— start —

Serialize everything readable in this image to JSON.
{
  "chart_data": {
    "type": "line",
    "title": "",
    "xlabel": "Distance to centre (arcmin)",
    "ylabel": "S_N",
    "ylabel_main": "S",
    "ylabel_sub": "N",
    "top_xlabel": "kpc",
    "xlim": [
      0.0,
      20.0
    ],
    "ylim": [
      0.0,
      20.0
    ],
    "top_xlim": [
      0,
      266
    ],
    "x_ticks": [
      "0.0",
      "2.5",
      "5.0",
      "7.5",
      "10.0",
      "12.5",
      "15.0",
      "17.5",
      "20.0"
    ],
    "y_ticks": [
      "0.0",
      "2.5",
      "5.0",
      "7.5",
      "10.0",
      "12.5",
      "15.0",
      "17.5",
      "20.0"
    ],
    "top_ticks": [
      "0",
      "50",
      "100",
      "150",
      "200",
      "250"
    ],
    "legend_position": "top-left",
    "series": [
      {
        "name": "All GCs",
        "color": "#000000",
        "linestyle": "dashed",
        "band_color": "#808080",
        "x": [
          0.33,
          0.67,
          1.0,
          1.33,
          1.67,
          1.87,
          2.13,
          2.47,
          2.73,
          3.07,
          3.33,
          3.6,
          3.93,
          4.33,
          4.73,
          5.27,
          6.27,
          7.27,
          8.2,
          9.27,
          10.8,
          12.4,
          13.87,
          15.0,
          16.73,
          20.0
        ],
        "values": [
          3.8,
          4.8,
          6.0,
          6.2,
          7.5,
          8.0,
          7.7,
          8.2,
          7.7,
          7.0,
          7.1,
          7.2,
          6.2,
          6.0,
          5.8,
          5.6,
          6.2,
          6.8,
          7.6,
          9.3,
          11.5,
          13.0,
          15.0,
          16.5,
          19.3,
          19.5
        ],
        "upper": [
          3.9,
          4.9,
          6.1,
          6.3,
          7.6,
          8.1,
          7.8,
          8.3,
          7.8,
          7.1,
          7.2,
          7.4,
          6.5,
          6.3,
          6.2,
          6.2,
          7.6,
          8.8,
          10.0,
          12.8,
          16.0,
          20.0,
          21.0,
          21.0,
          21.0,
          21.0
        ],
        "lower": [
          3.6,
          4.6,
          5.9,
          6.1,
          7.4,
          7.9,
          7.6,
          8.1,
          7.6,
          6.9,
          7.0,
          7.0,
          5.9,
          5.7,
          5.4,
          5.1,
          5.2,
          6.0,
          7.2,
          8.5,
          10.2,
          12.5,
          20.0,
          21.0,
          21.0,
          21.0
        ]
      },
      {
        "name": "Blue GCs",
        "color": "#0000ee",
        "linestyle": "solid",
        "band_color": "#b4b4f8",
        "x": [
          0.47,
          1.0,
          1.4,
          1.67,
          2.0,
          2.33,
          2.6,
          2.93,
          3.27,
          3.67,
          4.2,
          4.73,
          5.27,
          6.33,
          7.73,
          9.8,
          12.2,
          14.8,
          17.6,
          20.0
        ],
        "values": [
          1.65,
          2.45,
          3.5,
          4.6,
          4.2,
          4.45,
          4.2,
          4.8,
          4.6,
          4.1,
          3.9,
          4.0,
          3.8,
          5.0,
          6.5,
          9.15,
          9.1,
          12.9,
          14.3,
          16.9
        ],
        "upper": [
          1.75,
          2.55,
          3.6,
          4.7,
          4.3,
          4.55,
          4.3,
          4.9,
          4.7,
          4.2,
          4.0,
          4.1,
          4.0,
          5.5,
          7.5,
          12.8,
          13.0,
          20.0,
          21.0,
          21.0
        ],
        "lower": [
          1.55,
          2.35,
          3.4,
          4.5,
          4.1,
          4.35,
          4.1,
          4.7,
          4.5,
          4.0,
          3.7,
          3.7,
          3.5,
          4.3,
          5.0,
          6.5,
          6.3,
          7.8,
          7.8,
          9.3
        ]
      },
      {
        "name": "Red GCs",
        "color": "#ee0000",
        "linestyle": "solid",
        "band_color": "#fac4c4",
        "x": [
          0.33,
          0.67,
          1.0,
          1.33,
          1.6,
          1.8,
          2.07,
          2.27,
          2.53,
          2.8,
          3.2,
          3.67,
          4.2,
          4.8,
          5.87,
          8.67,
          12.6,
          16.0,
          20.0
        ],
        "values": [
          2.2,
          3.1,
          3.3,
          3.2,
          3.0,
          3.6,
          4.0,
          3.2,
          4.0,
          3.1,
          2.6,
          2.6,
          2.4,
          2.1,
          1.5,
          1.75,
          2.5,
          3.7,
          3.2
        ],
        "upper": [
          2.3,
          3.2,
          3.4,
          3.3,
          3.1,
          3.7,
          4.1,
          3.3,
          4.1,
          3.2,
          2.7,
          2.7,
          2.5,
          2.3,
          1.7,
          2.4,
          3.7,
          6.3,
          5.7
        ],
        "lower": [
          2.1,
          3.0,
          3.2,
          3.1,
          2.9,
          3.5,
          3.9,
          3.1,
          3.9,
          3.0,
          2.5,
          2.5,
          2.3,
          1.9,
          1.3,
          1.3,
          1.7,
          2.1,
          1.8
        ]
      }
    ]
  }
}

— end —

* Aim *
Print the material once more, exactly.

* Answer to the exercise *
Serialize everything readable in this image to JSON.
{
  "chart_data": {
    "type": "line",
    "title": "",
    "xlabel": "Distance to centre (arcmin)",
    "ylabel": "S_N",
    "ylabel_main": "S",
    "ylabel_sub": "N",
    "top_xlabel": "kpc",
    "xlim": [
      0.0,
      20.0
    ],
    "ylim": [
      0.0,
      20.0
    ],
    "top_xlim": [
      0,
      266
    ],
    "x_ticks": [
      "0.0",
      "2.5",
      "5.0",
      "7.5",
      "10.0",
      "12.5",
      "15.0",
      "17.5",
      "20.0"
    ],
    "y_ticks": [
      "0.0",
      "2.5",
      "5.0",
      "7.5",
      "10.0",
      "12.5",
      "15.0",
      "17.5",
      "20.0"
    ],
    "top_ticks": [
      "0",
      "50",
      "100",
      "150",
      "200",
      "250"
    ],
    "legend_position": "top-left",
    "series": [
      {
        "name": "All GCs",
        "color": "#000000",
        "linestyle": "dashed",
        "band_color": "#808080",
        "x": [
          0.33,
          0.67,
          1.0,
          1.33,
          1.67,
          1.87,
          2.13,
          2.47,
          2.73,
          3.07,
          3.33,
          3.6,
          3.93,
          4.33,
          4.73,
          5.27,
          6.27,
          7.27,
          8.2,
          9.27,
          10.8,
          12.4,
          13.87,
          15.0,
          16.73,
          20.0
        ],
        "values": [
          3.8,
          4.8,
          6.0,
          6.2,
          7.5,
          8.0,
          7.7,
          8.2,
          7.7,
          7.0,
          7.1,
          7.2,
          6.2,
          6.0,
          5.8,
          5.6,
          6.2,
          6.8,
          7.6,
          9.3,
          11.5,
          13.0,
          15.0,
          16.5,
          19.3,
          19.5
        ],
        "upper": [
          3.9,
          4.9,
          6.1,
          6.3,
          7.6,
          8.1,
          7.8,
          8.3,
          7.8,
          7.1,
          7.2,
          7.4,
          6.5,
          6.3,
          6.2,
          6.2,
          7.6,
          8.8,
          10.0,
          12.8,
          16.0,
          20.0,
          21.0,
          21.0,
          21.0,
          21.0
        ],
        "lower": [
          3.6,
          4.6,
          5.9,
          6.1,
          7.4,
          7.9,
          7.6,
          8.1,
          7.6,
          6.9,
          7.0,
          7.0,
          5.9,
          5.7,
          5.4,
          5.1,
          5.2,
          6.0,
          7.2,
          8.5,
          10.2,
          12.5,
          20.0,
          21.0,
          21.0,
          21.0
        ]
      },
      {
        "name": "Blue GCs",
        "color": "#0000ee",
        "linestyle": "solid",
        "band_color": "#b4b4f8",
        "x": [
          0.47,
          1.0,
          1.4,
          1.67,
          2.0,
          2.33,
          2.6,
          2.93,
          3.27,
          3.67,
          4.2,
          4.73,
          5.27,
          6.33,
          7.73,
          9.8,
          12.2,
          14.8,
          17.6,
          20.0
        ],
        "values": [
          1.65,
          2.45,
          3.5,
          4.6,
          4.2,
          4.45,
          4.2,
          4.8,
          4.6,
          4.1,
          3.9,
          4.0,
          3.8,
          5.0,
          6.5,
          9.15,
          9.1,
          12.9,
          14.3,
          16.9
        ],
        "upper": [
          1.75,
          2.55,
          3.6,
          4.7,
          4.3,
          4.55,
          4.3,
          4.9,
          4.7,
          4.2,
          4.0,
          4.1,
          4.0,
          5.5,
          7.5,
          12.8,
          13.0,
          20.0,
          21.0,
          21.0
        ],
        "lower": [
          1.55,
          2.35,
          3.4,
          4.5,
          4.1,
          4.35,
          4.1,
          4.7,
          4.5,
          4.0,
          3.7,
          3.7,
          3.5,
          4.3,
          5.0,
          6.5,
          6.3,
          7.8,
          7.8,
          9.3
        ]
      },
      {
        "name": "Red GCs",
        "color": "#ee0000",
        "linestyle": "solid",
        "band_color": "#fac4c4",
        "x": [
          0.33,
          0.67,
          1.0,
          1.33,
          1.6,
          1.8,
          2.07,
          2.27,
          2.53,
          2.8,
          3.2,
          3.67,
          4.2,
          4.8,
          5.87,
          8.67,
          12.6,
          16.0,
          20.0
        ],
        "values": [
          2.2,
          3.1,
          3.3,
          3.2,
          3.0,
          3.6,
          4.0,
          3.2,
          4.0,
          3.1,
          2.6,
          2.6,
          2.4,
          2.1,
          1.5,
          1.75,
          2.5,
          3.7,
          3.2
        ],
        "upper": [
          2.3,
          3.2,
          3.4,
          3.3,
          3.1,
          3.7,
          4.1,
          3.3,
          4.1,
          3.2,
          2.7,
          2.7,
          2.5,
          2.3,
          1.7,
          2.4,
          3.7,
          6.3,
          5.7
        ],
        "lower": [
          2.1,
          3.0,
          3.2,
          3.1,
          2.9,
          3.5,
          3.9,
          3.1,
          3.9,
          3.0,
          2.5,
          2.5,
          2.3,
          1.9,
          1.3,
          1.3,
          1.7,
          2.1,
          1.8
        ]
      }
    ]
  }
}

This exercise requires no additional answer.